Stored data
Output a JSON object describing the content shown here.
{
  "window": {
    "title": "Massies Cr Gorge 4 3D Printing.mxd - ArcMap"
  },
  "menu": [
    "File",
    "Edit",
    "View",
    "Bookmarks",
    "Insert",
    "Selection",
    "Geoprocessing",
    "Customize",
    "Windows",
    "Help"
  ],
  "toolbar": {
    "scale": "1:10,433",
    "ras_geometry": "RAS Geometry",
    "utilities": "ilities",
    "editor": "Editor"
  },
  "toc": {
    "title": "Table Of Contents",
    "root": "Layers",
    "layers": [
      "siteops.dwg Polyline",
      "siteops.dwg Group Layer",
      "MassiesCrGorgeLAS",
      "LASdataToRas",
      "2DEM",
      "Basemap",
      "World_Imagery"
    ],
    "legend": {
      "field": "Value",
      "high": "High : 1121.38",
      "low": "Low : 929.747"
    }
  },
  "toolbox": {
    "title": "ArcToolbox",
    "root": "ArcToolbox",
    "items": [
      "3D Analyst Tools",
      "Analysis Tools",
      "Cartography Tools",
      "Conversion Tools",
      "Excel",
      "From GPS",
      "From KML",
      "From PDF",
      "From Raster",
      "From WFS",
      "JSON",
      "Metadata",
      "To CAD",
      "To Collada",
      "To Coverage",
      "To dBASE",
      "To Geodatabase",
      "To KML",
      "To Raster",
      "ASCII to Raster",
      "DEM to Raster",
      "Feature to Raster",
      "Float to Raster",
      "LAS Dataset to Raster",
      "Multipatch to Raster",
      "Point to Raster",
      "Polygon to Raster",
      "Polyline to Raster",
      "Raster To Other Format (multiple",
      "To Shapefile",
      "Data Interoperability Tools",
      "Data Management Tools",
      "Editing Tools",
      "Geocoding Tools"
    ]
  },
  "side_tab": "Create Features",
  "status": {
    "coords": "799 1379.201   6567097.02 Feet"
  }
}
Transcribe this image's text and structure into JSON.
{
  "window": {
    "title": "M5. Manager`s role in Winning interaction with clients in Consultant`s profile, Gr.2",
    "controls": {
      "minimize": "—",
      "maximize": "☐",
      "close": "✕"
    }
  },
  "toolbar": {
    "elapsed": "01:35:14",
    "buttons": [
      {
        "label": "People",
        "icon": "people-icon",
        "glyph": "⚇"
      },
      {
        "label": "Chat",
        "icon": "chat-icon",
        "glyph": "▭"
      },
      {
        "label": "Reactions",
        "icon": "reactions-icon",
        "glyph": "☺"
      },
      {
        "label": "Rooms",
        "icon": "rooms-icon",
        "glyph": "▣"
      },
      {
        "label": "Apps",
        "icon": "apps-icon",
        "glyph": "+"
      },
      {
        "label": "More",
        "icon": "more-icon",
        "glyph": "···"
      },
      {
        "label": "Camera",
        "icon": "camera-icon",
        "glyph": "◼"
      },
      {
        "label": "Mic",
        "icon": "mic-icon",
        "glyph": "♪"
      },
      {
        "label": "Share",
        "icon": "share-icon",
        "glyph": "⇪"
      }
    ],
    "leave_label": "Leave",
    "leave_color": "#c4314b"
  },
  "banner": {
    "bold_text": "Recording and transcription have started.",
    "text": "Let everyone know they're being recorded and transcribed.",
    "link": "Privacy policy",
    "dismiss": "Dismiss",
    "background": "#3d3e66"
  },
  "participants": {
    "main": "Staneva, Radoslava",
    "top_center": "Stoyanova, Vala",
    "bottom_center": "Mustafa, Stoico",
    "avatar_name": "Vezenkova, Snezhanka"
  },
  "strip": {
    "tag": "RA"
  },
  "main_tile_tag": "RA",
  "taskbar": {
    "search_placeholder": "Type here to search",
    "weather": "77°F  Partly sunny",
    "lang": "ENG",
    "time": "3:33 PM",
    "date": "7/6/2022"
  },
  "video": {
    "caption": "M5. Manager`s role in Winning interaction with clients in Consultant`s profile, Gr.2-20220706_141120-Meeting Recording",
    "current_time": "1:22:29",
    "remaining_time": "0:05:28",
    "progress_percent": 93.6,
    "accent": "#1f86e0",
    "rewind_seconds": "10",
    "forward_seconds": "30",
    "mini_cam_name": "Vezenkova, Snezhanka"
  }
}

## REQUIREMENTS
Find the word "JSON" and list each line it appears in.

## EXPECTED ANSWER
Output a JSON object describing the content shown here.
      "JSON",
Transcribe this image's text and structure into JSON.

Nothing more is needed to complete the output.